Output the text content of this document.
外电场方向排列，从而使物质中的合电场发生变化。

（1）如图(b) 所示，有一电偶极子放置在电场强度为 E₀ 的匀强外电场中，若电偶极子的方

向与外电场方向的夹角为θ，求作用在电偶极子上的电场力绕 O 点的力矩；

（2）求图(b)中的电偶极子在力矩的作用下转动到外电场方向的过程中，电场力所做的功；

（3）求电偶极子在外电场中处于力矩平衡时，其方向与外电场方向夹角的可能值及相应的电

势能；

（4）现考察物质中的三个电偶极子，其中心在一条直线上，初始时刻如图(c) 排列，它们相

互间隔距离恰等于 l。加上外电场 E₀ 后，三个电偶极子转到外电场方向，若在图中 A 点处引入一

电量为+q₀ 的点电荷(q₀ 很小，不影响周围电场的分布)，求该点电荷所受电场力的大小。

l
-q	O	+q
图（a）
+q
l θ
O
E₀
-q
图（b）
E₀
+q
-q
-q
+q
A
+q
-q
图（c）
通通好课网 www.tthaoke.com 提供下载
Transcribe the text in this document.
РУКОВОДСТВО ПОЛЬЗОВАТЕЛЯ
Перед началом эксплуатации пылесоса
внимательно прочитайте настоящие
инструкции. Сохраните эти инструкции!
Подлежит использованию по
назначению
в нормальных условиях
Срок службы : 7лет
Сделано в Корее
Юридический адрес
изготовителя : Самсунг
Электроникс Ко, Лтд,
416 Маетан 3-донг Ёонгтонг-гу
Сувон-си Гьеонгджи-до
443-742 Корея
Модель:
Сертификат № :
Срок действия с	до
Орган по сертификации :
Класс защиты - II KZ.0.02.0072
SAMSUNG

- SET EXERCISE -
Write out every entry verbatim.

- TASK RESPONSE -
Output the text content of this document.
外电场方向排列，从而使物质中的合电场发生变化。

（1）如图(b) 所示，有一电偶极子放置在电场强度为 E₀ 的匀强外电场中，若电偶极子的方

向与外电场方向的夹角为θ，求作用在电偶极子上的电场力绕 O 点的力矩；

（2）求图(b)中的电偶极子在力矩的作用下转动到外电场方向的过程中，电场力所做的功；

（3）求电偶极子在外电场中处于力矩平衡时，其方向与外电场方向夹角的可能值及相应的电

势能；

（4）现考察物质中的三个电偶极子，其中心在一条直线上，初始时刻如图(c) 排列，它们相

互间隔距离恰等于 l。加上外电场 E₀ 后，三个电偶极子转到外电场方向，若在图中 A 点处引入一

电量为+q₀ 的点电荷(q₀ 很小，不影响周围电场的分布)，求该点电荷所受电场力的大小。

l
-q	O	+q
图（a）
+q
l θ
O
E₀
-q
图（b）
E₀
+q
-q
-q
+q
A
+q
-q
图（c）
通通好课网 www.tthaoke.com 提供下载
Transcribe the text in this document.
РУКОВОДСТВО ПОЛЬЗОВАТЕЛЯ
Перед началом эксплуатации пылесоса
внимательно прочитайте настоящие
инструкции. Сохраните эти инструкции!
Подлежит использованию по
назначению
в нормальных условиях
Срок службы : 7лет
Сделано в Корее
Юридический адрес
изготовителя : Самсунг
Электроникс Ко, Лтд,
416 Маетан 3-донг Ёонгтонг-гу
Сувон-си Гьеонгджи-до
443-742 Корея
Модель:
Сертификат № :
Срок действия с	до
Орган по сертификации :
Класс защиты - II KZ.0.02.0072
SAMSUNG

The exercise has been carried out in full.